→ Information given
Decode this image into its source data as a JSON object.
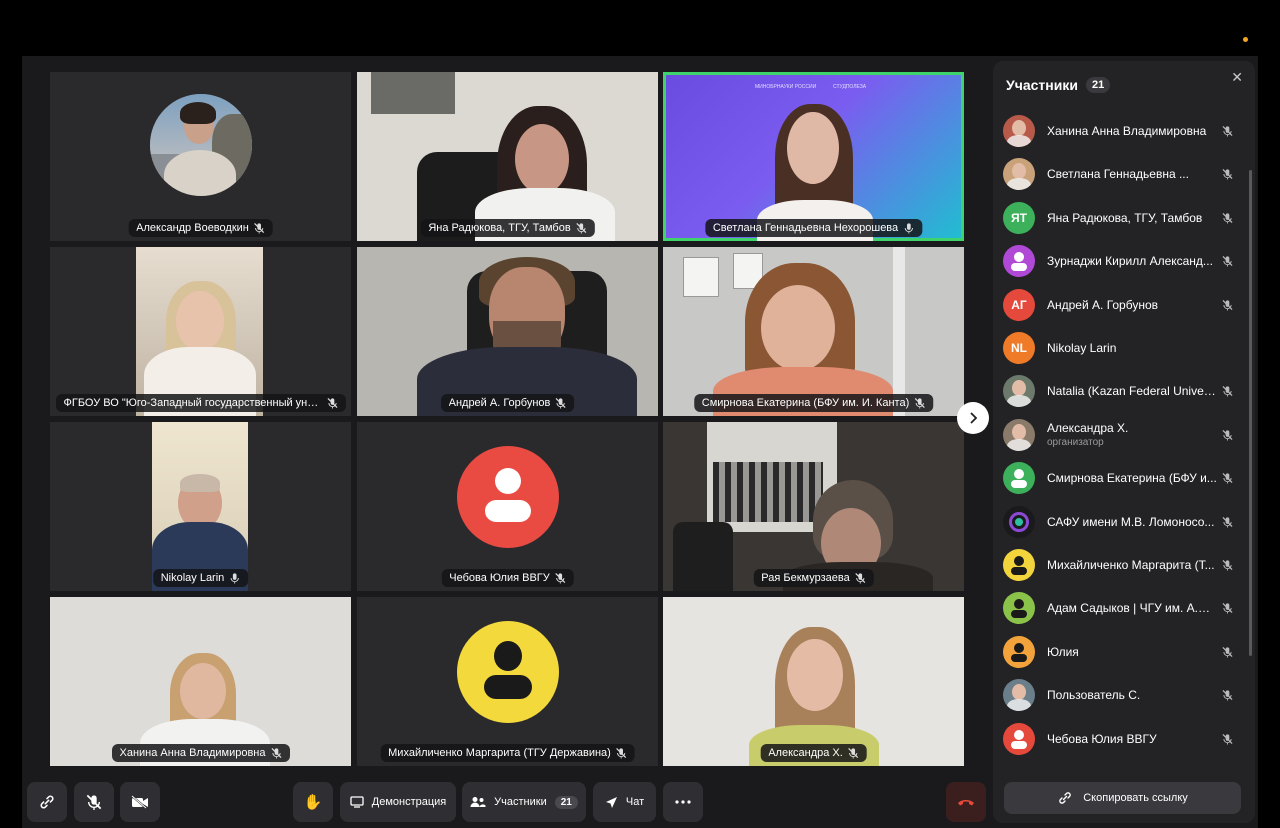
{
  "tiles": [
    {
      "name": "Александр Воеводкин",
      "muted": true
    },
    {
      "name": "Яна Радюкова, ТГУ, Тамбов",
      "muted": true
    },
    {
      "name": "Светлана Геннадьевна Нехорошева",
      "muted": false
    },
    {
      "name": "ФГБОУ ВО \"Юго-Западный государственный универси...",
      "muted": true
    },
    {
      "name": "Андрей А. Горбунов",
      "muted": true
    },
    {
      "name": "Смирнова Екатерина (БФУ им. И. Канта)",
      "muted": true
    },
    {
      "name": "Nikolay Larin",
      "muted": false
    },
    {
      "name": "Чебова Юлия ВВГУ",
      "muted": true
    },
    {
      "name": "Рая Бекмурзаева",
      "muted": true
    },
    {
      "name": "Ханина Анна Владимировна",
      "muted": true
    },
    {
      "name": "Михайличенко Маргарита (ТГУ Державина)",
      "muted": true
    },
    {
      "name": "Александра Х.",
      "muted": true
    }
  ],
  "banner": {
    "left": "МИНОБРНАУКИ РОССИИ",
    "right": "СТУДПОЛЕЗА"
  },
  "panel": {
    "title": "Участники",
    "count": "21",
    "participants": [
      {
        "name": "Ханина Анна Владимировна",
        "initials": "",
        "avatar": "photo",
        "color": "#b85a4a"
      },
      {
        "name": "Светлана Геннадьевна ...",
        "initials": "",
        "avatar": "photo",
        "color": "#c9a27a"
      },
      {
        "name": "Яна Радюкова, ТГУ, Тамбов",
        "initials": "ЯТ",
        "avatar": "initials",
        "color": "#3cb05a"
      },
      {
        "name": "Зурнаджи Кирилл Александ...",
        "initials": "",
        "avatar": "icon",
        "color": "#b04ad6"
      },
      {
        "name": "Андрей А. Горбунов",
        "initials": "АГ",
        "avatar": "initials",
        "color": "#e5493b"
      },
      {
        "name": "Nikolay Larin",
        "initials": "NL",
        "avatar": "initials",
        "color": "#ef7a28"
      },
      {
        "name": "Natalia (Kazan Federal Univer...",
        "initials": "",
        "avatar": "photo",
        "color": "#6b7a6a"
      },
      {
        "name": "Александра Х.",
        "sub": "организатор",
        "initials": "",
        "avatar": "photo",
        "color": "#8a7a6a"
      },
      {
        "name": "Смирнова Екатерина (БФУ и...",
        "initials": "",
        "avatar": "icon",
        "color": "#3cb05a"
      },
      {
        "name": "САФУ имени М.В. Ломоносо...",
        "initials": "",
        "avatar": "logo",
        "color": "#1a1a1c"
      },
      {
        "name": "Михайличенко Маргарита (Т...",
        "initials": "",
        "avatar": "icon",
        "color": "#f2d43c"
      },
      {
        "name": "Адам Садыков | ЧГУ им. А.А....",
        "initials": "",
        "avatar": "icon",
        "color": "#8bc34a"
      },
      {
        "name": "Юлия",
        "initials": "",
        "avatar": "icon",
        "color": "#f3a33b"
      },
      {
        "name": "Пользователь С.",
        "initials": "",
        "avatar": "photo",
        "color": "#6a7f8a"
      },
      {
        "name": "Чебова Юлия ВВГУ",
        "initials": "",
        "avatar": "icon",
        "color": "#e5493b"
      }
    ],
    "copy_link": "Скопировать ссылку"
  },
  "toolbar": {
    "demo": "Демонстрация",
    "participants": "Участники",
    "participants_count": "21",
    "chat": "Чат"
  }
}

→ Problem statement
Restate the records word for word, omitting images.

→ Correct result
Decode this image into its source data as a JSON object.
{
  "tiles": [
    {
      "name": "Александр Воеводкин",
      "muted": true
    },
    {
      "name": "Яна Радюкова, ТГУ, Тамбов",
      "muted": true
    },
    {
      "name": "Светлана Геннадьевна Нехорошева",
      "muted": false
    },
    {
      "name": "ФГБОУ ВО \"Юго-Западный государственный универси...",
      "muted": true
    },
    {
      "name": "Андрей А. Горбунов",
      "muted": true
    },
    {
      "name": "Смирнова Екатерина (БФУ им. И. Канта)",
      "muted": true
    },
    {
      "name": "Nikolay Larin",
      "muted": false
    },
    {
      "name": "Чебова Юлия ВВГУ",
      "muted": true
    },
    {
      "name": "Рая Бекмурзаева",
      "muted": true
    },
    {
      "name": "Ханина Анна Владимировна",
      "muted": true
    },
    {
      "name": "Михайличенко Маргарита (ТГУ Державина)",
      "muted": true
    },
    {
      "name": "Александра Х.",
      "muted": true
    }
  ],
  "banner": {
    "left": "МИНОБРНАУКИ РОССИИ",
    "right": "СТУДПОЛЕЗА"
  },
  "panel": {
    "title": "Участники",
    "count": "21",
    "participants": [
      {
        "name": "Ханина Анна Владимировна",
        "initials": "",
        "avatar": "photo",
        "color": "#b85a4a"
      },
      {
        "name": "Светлана Геннадьевна ...",
        "initials": "",
        "avatar": "photo",
        "color": "#c9a27a"
      },
      {
        "name": "Яна Радюкова, ТГУ, Тамбов",
        "initials": "ЯТ",
        "avatar": "initials",
        "color": "#3cb05a"
      },
      {
        "name": "Зурнаджи Кирилл Александ...",
        "initials": "",
        "avatar": "icon",
        "color": "#b04ad6"
      },
      {
        "name": "Андрей А. Горбунов",
        "initials": "АГ",
        "avatar": "initials",
        "color": "#e5493b"
      },
      {
        "name": "Nikolay Larin",
        "initials": "NL",
        "avatar": "initials",
        "color": "#ef7a28"
      },
      {
        "name": "Natalia (Kazan Federal Univer...",
        "initials": "",
        "avatar": "photo",
        "color": "#6b7a6a"
      },
      {
        "name": "Александра Х.",
        "sub": "организатор",
        "initials": "",
        "avatar": "photo",
        "color": "#8a7a6a"
      },
      {
        "name": "Смирнова Екатерина (БФУ и...",
        "initials": "",
        "avatar": "icon",
        "color": "#3cb05a"
      },
      {
        "name": "САФУ имени М.В. Ломоносо...",
        "initials": "",
        "avatar": "logo",
        "color": "#1a1a1c"
      },
      {
        "name": "Михайличенко Маргарита (Т...",
        "initials": "",
        "avatar": "icon",
        "color": "#f2d43c"
      },
      {
        "name": "Адам Садыков | ЧГУ им. А.А....",
        "initials": "",
        "avatar": "icon",
        "color": "#8bc34a"
      },
      {
        "name": "Юлия",
        "initials": "",
        "avatar": "icon",
        "color": "#f3a33b"
      },
      {
        "name": "Пользователь С.",
        "initials": "",
        "avatar": "photo",
        "color": "#6a7f8a"
      },
      {
        "name": "Чебова Юлия ВВГУ",
        "initials": "",
        "avatar": "icon",
        "color": "#e5493b"
      }
    ],
    "copy_link": "Скопировать ссылку"
  },
  "toolbar": {
    "demo": "Демонстрация",
    "participants": "Участники",
    "participants_count": "21",
    "chat": "Чат"
  }
}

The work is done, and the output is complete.